▶ **Problem description**
Pull out every line below containing the word "MÉXICO".

▶ **Supplied material**
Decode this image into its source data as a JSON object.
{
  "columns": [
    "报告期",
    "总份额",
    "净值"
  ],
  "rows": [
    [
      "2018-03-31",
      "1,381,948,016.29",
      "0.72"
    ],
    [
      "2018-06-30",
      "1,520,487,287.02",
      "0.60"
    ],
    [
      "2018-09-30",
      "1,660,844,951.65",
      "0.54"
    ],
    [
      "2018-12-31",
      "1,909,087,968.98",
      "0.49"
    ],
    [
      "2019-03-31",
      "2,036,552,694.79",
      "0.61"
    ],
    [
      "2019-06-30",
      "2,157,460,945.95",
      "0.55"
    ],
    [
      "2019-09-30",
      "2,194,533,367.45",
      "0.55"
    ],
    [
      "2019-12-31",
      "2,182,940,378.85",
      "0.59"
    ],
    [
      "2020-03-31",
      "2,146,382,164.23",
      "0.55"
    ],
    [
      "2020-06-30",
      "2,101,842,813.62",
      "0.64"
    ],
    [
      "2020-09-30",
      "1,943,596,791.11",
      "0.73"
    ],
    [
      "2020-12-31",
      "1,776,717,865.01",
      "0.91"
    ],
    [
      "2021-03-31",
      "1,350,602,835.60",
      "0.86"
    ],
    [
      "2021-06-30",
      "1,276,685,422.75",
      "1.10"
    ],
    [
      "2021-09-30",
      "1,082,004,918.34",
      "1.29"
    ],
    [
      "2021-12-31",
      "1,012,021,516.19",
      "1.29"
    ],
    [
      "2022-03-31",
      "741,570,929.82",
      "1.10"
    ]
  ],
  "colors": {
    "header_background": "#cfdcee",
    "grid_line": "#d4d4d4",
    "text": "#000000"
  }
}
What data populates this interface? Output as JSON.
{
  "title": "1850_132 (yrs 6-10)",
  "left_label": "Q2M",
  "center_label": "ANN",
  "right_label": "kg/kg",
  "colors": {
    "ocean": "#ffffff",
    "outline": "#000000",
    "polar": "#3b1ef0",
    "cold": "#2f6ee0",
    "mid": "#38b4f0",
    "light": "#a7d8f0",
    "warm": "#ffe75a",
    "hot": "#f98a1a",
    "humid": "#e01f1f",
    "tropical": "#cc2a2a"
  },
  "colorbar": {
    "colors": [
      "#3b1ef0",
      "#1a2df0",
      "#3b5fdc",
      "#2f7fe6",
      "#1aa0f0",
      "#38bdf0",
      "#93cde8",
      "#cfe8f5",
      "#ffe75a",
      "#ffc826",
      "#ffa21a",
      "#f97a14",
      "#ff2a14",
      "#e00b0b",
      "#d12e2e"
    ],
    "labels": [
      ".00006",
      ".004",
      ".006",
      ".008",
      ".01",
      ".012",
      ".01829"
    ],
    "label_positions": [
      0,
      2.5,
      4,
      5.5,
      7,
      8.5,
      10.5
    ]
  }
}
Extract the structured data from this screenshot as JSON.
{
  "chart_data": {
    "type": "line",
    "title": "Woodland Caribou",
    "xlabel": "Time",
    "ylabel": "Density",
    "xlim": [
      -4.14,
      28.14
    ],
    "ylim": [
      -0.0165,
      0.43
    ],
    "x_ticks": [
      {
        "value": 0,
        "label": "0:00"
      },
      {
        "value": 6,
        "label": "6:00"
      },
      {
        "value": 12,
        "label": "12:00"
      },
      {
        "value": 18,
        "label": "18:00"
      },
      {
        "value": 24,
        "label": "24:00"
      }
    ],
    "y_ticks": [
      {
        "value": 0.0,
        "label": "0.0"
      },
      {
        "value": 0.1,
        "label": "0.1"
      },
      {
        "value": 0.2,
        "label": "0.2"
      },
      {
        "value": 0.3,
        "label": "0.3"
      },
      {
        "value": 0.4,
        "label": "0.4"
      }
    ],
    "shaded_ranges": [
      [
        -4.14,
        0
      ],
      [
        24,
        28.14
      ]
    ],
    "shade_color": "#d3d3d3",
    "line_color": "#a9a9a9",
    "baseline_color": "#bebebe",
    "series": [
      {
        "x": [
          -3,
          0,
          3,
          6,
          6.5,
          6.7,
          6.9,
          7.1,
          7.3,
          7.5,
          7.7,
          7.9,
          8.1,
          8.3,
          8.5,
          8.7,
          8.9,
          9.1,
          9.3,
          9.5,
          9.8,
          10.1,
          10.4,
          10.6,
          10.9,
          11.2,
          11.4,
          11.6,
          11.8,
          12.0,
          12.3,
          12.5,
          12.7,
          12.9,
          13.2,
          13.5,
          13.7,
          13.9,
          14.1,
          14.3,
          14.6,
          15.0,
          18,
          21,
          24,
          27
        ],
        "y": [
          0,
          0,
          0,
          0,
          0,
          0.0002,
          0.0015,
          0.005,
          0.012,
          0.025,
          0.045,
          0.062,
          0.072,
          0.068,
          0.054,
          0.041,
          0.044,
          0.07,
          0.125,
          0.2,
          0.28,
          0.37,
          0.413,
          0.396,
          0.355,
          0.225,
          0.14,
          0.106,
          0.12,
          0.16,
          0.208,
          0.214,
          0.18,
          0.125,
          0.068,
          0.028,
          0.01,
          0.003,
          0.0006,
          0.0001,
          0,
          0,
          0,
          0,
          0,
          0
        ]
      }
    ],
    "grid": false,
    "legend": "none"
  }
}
==
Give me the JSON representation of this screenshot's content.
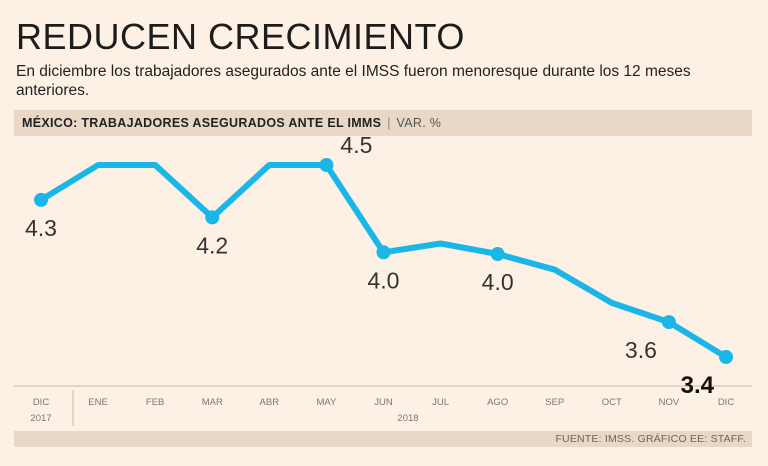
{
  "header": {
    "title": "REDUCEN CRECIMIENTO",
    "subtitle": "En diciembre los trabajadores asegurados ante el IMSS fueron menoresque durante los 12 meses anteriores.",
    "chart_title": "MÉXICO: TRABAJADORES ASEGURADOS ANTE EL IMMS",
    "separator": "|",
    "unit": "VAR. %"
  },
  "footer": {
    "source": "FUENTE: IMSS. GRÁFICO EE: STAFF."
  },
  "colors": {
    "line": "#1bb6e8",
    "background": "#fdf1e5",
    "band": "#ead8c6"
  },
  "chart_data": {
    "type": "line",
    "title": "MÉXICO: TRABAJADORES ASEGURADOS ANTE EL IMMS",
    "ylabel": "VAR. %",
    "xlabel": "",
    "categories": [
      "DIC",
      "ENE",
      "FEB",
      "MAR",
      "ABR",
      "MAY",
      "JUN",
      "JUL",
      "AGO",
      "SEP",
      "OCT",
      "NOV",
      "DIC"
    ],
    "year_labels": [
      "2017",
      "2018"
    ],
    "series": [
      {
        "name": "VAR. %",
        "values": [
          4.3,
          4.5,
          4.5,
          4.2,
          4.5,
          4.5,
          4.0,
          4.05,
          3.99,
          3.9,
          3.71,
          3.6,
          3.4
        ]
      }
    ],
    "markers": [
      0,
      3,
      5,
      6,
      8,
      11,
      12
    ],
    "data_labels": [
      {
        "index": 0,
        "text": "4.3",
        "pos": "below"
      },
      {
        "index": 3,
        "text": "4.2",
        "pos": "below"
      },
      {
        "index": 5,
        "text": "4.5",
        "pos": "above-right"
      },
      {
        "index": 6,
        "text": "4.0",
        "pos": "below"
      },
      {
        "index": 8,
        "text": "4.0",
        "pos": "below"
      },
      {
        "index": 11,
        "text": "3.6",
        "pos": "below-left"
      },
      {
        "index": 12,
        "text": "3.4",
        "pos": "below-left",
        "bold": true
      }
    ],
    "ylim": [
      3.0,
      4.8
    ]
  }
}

▶ **Answer below**
    "chart_title": "MÉXICO: TRABAJADORES ASEGURADOS ANTE EL IMMS",
    "title": "MÉXICO: TRABAJADORES ASEGURADOS ANTE EL IMMS",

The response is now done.